:: The exercise ::
Copy out every line that contains the word "program".

:: Extracted data entries ::
----

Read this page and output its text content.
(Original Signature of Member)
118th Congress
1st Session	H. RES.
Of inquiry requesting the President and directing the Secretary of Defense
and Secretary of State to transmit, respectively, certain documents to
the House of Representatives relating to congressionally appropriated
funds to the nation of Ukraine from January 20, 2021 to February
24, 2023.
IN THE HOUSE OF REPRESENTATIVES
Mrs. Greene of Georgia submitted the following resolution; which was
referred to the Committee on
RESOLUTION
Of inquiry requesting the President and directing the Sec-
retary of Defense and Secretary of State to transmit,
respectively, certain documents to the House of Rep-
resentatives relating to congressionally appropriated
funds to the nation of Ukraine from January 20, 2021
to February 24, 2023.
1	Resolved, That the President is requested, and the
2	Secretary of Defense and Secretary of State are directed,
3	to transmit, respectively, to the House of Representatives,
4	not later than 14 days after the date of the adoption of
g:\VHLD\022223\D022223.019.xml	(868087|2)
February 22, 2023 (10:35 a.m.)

----

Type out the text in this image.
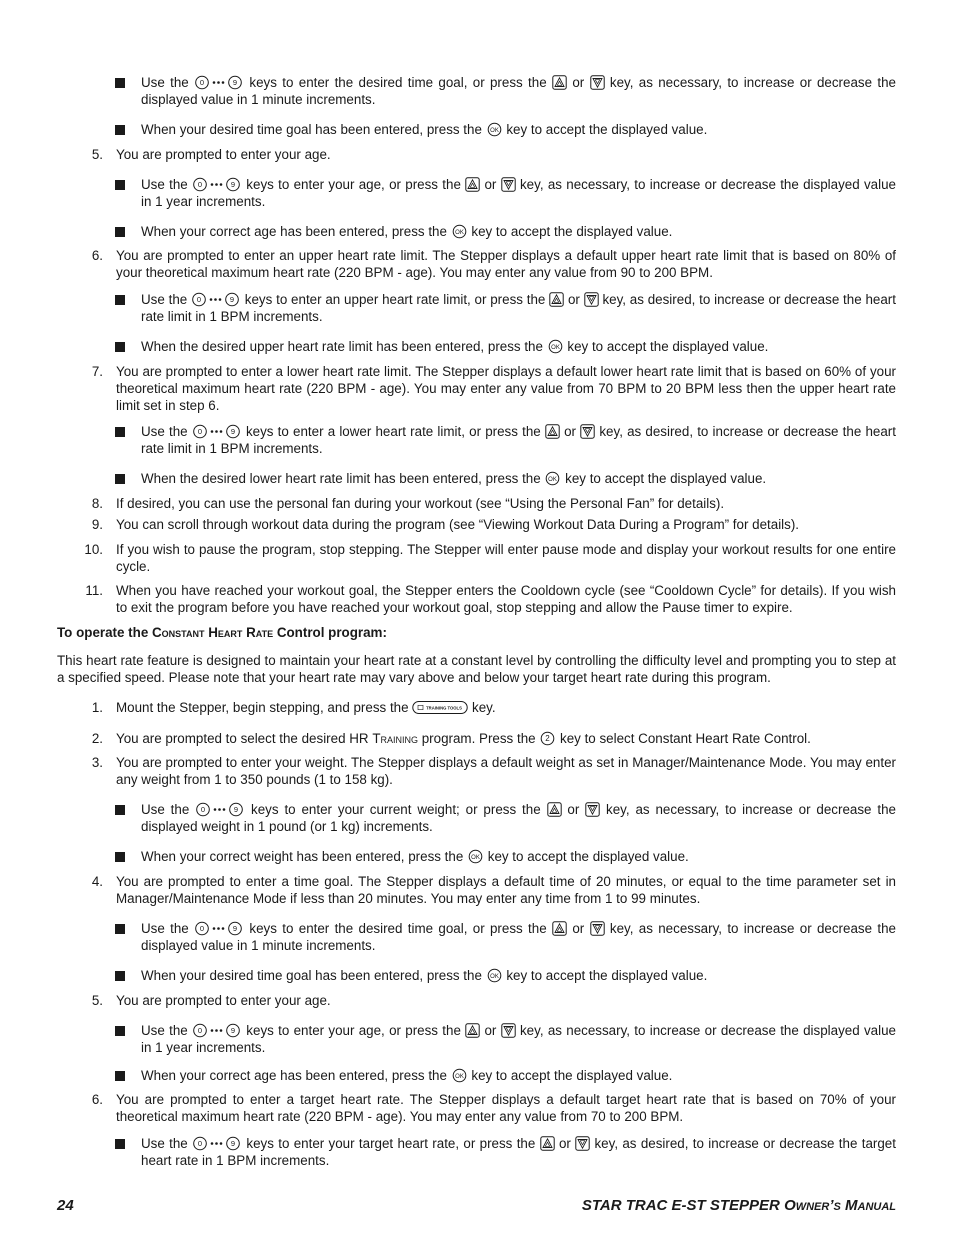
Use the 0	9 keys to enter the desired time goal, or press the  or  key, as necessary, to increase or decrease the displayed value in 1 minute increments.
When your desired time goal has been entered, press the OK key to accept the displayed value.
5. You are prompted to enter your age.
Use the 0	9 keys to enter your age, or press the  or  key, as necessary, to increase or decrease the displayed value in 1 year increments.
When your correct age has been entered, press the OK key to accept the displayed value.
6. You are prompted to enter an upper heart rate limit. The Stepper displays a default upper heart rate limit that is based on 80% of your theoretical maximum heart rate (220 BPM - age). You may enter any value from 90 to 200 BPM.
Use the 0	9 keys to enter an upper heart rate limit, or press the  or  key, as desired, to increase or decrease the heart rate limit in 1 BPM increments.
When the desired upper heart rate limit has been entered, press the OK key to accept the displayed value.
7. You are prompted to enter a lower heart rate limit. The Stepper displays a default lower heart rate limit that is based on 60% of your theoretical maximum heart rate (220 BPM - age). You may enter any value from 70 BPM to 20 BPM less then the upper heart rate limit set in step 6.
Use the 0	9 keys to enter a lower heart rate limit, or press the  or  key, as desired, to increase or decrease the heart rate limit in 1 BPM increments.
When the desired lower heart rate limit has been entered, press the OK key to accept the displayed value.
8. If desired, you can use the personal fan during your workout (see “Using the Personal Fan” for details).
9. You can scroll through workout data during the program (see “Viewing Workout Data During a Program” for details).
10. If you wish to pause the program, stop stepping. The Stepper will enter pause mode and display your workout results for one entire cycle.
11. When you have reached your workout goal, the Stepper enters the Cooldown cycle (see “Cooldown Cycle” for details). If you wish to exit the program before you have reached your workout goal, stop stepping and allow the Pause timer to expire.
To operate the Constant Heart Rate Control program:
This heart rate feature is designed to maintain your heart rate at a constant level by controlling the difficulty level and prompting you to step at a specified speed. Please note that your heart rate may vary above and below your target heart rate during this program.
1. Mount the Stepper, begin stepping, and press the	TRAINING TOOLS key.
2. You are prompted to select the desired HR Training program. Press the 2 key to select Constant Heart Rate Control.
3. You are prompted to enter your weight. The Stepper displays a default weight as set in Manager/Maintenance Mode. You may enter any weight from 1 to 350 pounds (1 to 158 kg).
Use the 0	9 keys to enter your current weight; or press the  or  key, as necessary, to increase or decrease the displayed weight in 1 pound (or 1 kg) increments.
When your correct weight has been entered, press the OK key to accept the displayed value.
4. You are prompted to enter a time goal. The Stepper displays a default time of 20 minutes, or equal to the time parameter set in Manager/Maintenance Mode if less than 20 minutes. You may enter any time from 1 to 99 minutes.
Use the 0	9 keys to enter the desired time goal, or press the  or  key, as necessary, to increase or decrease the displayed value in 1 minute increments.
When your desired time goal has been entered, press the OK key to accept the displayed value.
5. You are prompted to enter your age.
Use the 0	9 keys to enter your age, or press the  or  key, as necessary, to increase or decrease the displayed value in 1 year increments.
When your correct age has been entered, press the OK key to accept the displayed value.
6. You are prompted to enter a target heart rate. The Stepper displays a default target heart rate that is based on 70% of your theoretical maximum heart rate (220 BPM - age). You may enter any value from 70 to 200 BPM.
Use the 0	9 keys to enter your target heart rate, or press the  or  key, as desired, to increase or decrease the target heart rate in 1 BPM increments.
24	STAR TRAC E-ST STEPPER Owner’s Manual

----

:: Finished task ::
9. You can scroll through workout data during the program (see “Viewing Workout Data During a Program” for details).
10. If you wish to pause the program, stop stepping. The Stepper will enter pause mode and display your workout results for one entire cycle.
11. When you have reached your workout goal, the Stepper enters the Cooldown cycle (see “Cooldown Cycle” for details). If you wish to exit the program before you have reached your workout goal, stop stepping and allow the Pause timer to expire.
To operate the Constant Heart Rate Control program:
This heart rate feature is designed to maintain your heart rate at a constant level by controlling the difficulty level and prompting you to step at a specified speed. Please note that your heart rate may vary above and below your target heart rate during this program.
2. You are prompted to select the desired HR Training program. Press the 2 key to select Constant Heart Rate Control.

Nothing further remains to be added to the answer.